= DIRECTIONS FOR THIS TASK =
Give every line of the material again, exactly as written.

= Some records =
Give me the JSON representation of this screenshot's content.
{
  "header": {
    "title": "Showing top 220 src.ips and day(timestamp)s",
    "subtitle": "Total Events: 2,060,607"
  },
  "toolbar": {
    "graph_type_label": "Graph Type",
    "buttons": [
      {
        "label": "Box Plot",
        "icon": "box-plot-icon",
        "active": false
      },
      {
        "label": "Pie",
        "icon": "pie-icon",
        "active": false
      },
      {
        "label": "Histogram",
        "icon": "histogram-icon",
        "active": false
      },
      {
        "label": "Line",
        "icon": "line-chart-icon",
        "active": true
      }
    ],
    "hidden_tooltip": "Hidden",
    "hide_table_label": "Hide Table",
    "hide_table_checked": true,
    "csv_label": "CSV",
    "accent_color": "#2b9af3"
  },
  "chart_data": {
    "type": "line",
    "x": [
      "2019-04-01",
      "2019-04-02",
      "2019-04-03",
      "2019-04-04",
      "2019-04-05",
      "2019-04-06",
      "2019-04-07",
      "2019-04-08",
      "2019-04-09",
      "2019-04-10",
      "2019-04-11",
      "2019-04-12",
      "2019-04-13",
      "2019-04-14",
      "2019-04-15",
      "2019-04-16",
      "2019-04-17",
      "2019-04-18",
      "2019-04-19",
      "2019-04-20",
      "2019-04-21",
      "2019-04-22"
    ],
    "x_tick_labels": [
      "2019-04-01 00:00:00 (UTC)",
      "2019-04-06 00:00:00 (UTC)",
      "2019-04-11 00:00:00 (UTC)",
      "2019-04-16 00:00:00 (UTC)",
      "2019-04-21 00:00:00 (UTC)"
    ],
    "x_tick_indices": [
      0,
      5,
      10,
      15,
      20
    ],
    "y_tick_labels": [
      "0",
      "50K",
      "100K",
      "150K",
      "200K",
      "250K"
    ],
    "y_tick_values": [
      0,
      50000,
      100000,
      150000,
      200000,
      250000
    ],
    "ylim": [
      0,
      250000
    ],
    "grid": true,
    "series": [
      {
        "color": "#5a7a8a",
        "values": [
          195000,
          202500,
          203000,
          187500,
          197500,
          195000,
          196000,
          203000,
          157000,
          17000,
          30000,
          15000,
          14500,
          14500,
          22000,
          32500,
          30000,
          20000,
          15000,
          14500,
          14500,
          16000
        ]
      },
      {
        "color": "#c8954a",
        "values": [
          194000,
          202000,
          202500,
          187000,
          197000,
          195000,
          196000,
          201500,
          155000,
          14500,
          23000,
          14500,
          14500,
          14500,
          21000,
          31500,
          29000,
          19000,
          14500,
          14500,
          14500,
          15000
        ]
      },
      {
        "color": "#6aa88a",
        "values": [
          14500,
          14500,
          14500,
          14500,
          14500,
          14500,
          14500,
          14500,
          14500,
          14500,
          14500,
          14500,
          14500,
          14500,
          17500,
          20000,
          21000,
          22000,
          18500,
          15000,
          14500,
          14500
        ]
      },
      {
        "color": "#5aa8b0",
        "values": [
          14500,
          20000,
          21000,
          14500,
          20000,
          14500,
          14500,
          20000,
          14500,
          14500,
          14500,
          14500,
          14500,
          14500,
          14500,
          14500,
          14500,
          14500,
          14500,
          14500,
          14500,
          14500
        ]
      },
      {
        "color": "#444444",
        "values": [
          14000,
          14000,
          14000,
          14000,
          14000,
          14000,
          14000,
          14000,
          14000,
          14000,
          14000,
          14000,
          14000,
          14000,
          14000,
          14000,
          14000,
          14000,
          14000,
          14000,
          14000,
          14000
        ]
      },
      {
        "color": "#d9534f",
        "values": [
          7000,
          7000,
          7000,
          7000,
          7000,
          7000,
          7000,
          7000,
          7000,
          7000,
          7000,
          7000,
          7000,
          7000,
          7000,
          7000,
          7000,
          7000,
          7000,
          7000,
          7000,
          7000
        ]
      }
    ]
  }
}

= WRITTEN ANSWER =
Give me the JSON representation of this screenshot's content.
{
  "header": {
    "title": "Showing top 220 src.ips and day(timestamp)s",
    "subtitle": "Total Events: 2,060,607"
  },
  "toolbar": {
    "graph_type_label": "Graph Type",
    "buttons": [
      {
        "label": "Box Plot",
        "icon": "box-plot-icon",
        "active": false
      },
      {
        "label": "Pie",
        "icon": "pie-icon",
        "active": false
      },
      {
        "label": "Histogram",
        "icon": "histogram-icon",
        "active": false
      },
      {
        "label": "Line",
        "icon": "line-chart-icon",
        "active": true
      }
    ],
    "hidden_tooltip": "Hidden",
    "hide_table_label": "Hide Table",
    "hide_table_checked": true,
    "csv_label": "CSV",
    "accent_color": "#2b9af3"
  },
  "chart_data": {
    "type": "line",
    "x": [
      "2019-04-01",
      "2019-04-02",
      "2019-04-03",
      "2019-04-04",
      "2019-04-05",
      "2019-04-06",
      "2019-04-07",
      "2019-04-08",
      "2019-04-09",
      "2019-04-10",
      "2019-04-11",
      "2019-04-12",
      "2019-04-13",
      "2019-04-14",
      "2019-04-15",
      "2019-04-16",
      "2019-04-17",
      "2019-04-18",
      "2019-04-19",
      "2019-04-20",
      "2019-04-21",
      "2019-04-22"
    ],
    "x_tick_labels": [
      "2019-04-01 00:00:00 (UTC)",
      "2019-04-06 00:00:00 (UTC)",
      "2019-04-11 00:00:00 (UTC)",
      "2019-04-16 00:00:00 (UTC)",
      "2019-04-21 00:00:00 (UTC)"
    ],
    "x_tick_indices": [
      0,
      5,
      10,
      15,
      20
    ],
    "y_tick_labels": [
      "0",
      "50K",
      "100K",
      "150K",
      "200K",
      "250K"
    ],
    "y_tick_values": [
      0,
      50000,
      100000,
      150000,
      200000,
      250000
    ],
    "ylim": [
      0,
      250000
    ],
    "grid": true,
    "series": [
      {
        "color": "#5a7a8a",
        "values": [
          195000,
          202500,
          203000,
          187500,
          197500,
          195000,
          196000,
          203000,
          157000,
          17000,
          30000,
          15000,
          14500,
          14500,
          22000,
          32500,
          30000,
          20000,
          15000,
          14500,
          14500,
          16000
        ]
      },
      {
        "color": "#c8954a",
        "values": [
          194000,
          202000,
          202500,
          187000,
          197000,
          195000,
          196000,
          201500,
          155000,
          14500,
          23000,
          14500,
          14500,
          14500,
          21000,
          31500,
          29000,
          19000,
          14500,
          14500,
          14500,
          15000
        ]
      },
      {
        "color": "#6aa88a",
        "values": [
          14500,
          14500,
          14500,
          14500,
          14500,
          14500,
          14500,
          14500,
          14500,
          14500,
          14500,
          14500,
          14500,
          14500,
          17500,
          20000,
          21000,
          22000,
          18500,
          15000,
          14500,
          14500
        ]
      },
      {
        "color": "#5aa8b0",
        "values": [
          14500,
          20000,
          21000,
          14500,
          20000,
          14500,
          14500,
          20000,
          14500,
          14500,
          14500,
          14500,
          14500,
          14500,
          14500,
          14500,
          14500,
          14500,
          14500,
          14500,
          14500,
          14500
        ]
      },
      {
        "color": "#444444",
        "values": [
          14000,
          14000,
          14000,
          14000,
          14000,
          14000,
          14000,
          14000,
          14000,
          14000,
          14000,
          14000,
          14000,
          14000,
          14000,
          14000,
          14000,
          14000,
          14000,
          14000,
          14000,
          14000
        ]
      },
      {
        "color": "#d9534f",
        "values": [
          7000,
          7000,
          7000,
          7000,
          7000,
          7000,
          7000,
          7000,
          7000,
          7000,
          7000,
          7000,
          7000,
          7000,
          7000,
          7000,
          7000,
          7000,
          7000,
          7000,
          7000,
          7000
        ]
      }
    ]
  }
}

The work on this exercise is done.